• **PASSAGE SHOWN**:
* start *
# Bunny scares off burglars!!



## valaria243

I thought this was funny. I wonder if I can get a homeowner's insurance discount for an alarm system because I now have 2 bunnies. Granted niether are giants but still...

http://www.pawnation.com/2013/02/19...=maing-grid7|main5|dl15|sec3_lnk2&pLid=272157


----------



## Nancy McClelland

That is so cool. Our small dog is a great Dane, so we welcome would be burglars in.


----------



## agnesthelion

Best story ever! I can believe it, those thumps can be loud. Thanks for sharing


----------



## PaGal

Yay, big bunny! Way to go!


----------



## Chrisdoc

I read this the other day on the Daily Mail online ánd that bunny is enormous. I did so laugh at it thumping and scaring the burglar off, I can imagine how loud he was as mine thump quite loudly and they´re tiny in comparison. Bet he´s getting special treatment now, the hero of the hour...here´s to a real super bunny.


----------



## audrinasmommy88

I dont know if yall remember, but gracie was thumping really loud one night and we couldn't figure out why. The next morning, we found out that the neighbors house had been egged and her Romney signs stolen out of her yard. Rabbits are great alarm systems


----------



## Ilovemyrabbit

Wow! Rabbits are amazing creatures!
* end *
• **SOURCE EXCERPT**:
* start *
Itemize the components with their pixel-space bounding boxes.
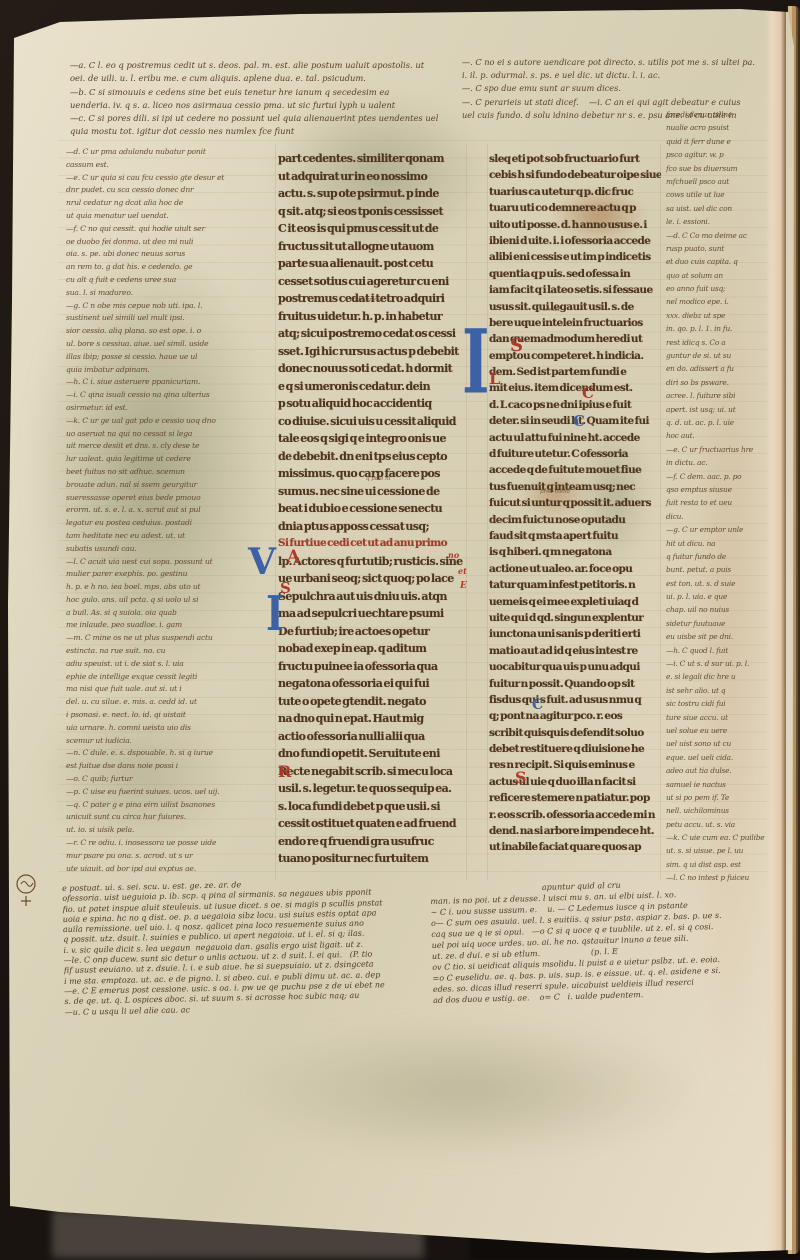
* end *
• **WRITTEN PROBLEM**:
List the usernames of everyone who posted in the forum thread about a bunny scaring off burglars, in the order their posts appear.

• **THE RESULT**:
valaria243
Nancy McClelland
agnesthelion
PaGal
Chrisdoc
audrinasmommy88
Ilovemyrabbit